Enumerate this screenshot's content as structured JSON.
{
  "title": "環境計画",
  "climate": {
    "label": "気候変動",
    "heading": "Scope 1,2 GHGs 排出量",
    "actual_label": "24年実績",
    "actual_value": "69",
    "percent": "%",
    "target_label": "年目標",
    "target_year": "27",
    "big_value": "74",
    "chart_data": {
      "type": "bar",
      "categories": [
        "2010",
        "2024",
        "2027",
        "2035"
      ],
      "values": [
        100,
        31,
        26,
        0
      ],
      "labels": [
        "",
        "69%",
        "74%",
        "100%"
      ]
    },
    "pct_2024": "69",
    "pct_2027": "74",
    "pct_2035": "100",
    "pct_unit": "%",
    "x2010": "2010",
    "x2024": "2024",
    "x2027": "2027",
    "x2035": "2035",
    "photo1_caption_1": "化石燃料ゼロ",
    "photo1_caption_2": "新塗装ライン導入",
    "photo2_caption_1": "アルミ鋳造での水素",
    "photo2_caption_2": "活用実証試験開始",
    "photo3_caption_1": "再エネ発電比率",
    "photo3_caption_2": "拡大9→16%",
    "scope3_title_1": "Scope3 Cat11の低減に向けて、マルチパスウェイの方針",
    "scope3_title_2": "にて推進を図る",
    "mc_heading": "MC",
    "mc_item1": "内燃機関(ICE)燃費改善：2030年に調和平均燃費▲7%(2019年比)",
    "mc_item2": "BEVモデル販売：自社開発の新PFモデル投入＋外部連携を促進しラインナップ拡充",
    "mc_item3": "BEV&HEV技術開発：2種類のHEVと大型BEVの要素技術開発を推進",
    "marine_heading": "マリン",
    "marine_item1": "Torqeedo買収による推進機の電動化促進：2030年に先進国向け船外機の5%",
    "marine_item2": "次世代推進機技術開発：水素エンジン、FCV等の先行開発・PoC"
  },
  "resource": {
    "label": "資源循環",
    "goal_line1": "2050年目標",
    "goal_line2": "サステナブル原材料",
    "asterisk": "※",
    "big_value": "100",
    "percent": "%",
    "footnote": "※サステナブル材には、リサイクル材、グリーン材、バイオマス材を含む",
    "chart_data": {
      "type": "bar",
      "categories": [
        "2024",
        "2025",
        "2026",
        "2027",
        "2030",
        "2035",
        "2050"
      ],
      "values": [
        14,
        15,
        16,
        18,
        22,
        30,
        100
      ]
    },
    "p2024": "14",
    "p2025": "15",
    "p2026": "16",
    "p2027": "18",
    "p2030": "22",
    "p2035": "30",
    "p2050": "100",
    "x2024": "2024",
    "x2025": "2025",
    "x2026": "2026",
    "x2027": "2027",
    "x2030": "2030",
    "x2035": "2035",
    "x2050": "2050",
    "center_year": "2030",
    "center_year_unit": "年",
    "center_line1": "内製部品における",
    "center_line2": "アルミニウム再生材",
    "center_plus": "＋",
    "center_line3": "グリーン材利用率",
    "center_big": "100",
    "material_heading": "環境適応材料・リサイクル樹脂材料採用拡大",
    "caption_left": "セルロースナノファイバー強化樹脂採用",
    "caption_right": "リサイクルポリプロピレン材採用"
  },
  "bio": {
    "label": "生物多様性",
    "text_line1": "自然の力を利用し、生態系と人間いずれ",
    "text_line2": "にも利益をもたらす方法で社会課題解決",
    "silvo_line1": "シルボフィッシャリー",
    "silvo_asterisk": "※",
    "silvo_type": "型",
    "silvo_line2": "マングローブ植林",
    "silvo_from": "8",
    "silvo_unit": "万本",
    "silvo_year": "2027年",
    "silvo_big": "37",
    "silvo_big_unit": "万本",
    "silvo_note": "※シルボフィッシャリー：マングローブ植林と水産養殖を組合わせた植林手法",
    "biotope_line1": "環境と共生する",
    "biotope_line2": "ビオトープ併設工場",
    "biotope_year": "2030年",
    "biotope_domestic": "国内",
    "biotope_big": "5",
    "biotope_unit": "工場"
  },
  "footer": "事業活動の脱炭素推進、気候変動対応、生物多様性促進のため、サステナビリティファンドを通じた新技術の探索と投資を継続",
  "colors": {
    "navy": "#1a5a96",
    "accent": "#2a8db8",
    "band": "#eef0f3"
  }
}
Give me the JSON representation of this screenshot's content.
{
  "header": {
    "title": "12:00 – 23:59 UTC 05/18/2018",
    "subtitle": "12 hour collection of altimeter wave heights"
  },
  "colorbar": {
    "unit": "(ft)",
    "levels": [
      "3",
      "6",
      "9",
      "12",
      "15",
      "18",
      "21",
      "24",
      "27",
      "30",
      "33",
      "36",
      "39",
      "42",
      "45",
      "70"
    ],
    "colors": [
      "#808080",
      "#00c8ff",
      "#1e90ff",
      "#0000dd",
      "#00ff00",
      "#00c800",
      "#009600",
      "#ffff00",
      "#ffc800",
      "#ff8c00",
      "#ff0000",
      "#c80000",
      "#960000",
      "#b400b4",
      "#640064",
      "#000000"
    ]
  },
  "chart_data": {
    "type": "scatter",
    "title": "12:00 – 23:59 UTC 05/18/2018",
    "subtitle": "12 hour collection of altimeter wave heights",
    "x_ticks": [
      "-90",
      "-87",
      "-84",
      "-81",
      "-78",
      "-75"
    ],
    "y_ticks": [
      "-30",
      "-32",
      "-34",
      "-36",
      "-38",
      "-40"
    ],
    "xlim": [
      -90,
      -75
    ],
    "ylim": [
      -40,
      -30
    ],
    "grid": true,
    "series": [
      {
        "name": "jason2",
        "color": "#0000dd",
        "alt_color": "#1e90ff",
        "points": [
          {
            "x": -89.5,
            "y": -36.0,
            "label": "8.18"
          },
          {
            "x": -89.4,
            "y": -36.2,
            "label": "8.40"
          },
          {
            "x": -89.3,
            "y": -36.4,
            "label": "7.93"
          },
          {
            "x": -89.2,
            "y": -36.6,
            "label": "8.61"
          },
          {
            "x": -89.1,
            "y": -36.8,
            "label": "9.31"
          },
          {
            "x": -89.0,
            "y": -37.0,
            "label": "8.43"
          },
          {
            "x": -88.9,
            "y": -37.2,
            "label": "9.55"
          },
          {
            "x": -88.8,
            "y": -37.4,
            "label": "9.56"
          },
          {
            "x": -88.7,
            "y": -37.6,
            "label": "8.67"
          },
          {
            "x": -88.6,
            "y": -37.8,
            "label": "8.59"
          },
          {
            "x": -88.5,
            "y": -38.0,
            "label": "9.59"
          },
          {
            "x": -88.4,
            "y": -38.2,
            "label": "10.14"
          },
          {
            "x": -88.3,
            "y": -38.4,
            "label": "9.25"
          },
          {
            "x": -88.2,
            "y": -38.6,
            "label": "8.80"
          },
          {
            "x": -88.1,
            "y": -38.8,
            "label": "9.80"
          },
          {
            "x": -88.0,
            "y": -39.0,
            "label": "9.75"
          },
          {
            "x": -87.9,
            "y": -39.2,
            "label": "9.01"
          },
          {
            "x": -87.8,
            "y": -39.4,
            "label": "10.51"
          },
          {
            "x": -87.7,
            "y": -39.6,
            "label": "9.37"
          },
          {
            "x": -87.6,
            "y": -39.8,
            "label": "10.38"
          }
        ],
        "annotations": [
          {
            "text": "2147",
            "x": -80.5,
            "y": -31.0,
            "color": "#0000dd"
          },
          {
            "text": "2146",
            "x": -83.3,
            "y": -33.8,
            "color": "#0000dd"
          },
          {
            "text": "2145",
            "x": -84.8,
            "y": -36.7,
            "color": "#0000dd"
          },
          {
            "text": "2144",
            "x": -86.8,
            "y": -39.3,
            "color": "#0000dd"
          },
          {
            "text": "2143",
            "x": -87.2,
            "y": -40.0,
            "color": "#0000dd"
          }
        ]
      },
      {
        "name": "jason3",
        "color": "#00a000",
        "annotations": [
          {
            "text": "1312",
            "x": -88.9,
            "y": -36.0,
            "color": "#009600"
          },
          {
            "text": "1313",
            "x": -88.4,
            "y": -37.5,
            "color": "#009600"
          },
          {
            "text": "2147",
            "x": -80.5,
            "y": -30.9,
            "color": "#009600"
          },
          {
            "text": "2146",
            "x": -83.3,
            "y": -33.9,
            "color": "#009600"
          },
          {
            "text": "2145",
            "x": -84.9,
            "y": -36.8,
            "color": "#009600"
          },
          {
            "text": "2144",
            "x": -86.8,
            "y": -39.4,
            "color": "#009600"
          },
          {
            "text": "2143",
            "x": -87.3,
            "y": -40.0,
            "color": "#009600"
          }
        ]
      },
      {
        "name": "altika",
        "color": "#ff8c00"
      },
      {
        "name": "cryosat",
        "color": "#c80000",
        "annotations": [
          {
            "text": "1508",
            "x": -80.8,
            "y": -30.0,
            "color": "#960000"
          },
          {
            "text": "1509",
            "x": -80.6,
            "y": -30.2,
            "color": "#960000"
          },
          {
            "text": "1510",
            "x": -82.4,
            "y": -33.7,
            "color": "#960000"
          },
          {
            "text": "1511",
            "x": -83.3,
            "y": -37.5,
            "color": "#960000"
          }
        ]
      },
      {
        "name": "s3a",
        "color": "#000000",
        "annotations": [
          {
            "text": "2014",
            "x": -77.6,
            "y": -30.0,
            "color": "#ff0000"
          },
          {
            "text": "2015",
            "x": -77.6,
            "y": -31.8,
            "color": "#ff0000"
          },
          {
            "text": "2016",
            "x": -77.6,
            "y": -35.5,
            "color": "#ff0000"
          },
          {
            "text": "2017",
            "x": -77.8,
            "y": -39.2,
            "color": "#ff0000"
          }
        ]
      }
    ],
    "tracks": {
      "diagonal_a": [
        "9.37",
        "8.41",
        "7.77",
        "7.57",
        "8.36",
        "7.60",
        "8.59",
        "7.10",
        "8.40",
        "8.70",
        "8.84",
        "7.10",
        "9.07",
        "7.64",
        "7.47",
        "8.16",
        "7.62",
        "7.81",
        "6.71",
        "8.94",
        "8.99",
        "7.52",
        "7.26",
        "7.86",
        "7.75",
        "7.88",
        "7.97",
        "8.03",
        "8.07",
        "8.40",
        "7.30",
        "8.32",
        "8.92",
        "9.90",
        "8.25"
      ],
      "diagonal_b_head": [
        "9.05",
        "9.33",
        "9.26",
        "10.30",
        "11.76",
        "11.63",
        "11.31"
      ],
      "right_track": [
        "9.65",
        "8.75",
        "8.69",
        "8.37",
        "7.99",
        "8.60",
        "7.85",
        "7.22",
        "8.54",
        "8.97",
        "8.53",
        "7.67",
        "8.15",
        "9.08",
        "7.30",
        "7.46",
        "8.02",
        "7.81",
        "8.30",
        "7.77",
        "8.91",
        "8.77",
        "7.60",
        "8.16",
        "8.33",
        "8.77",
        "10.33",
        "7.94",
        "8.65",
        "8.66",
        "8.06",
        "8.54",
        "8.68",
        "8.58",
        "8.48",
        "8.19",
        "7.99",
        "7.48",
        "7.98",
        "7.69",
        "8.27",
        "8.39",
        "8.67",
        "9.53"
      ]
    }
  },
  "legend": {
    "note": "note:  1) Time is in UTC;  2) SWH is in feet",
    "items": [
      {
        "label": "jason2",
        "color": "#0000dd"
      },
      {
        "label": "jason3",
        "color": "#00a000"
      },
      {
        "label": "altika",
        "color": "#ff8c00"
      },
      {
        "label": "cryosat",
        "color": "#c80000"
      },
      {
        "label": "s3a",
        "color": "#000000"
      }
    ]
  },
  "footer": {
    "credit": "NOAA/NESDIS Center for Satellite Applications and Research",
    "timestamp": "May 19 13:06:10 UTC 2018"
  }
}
○ ○ ○
#### OBJECTIVE
Within the listing above, copy each line that has the string "screenshot".

#### SOLUTION FOR THIS TASK
Enumerate this screenshot's content as structured JSON.
Give me the JSON representation of this screenshot's content.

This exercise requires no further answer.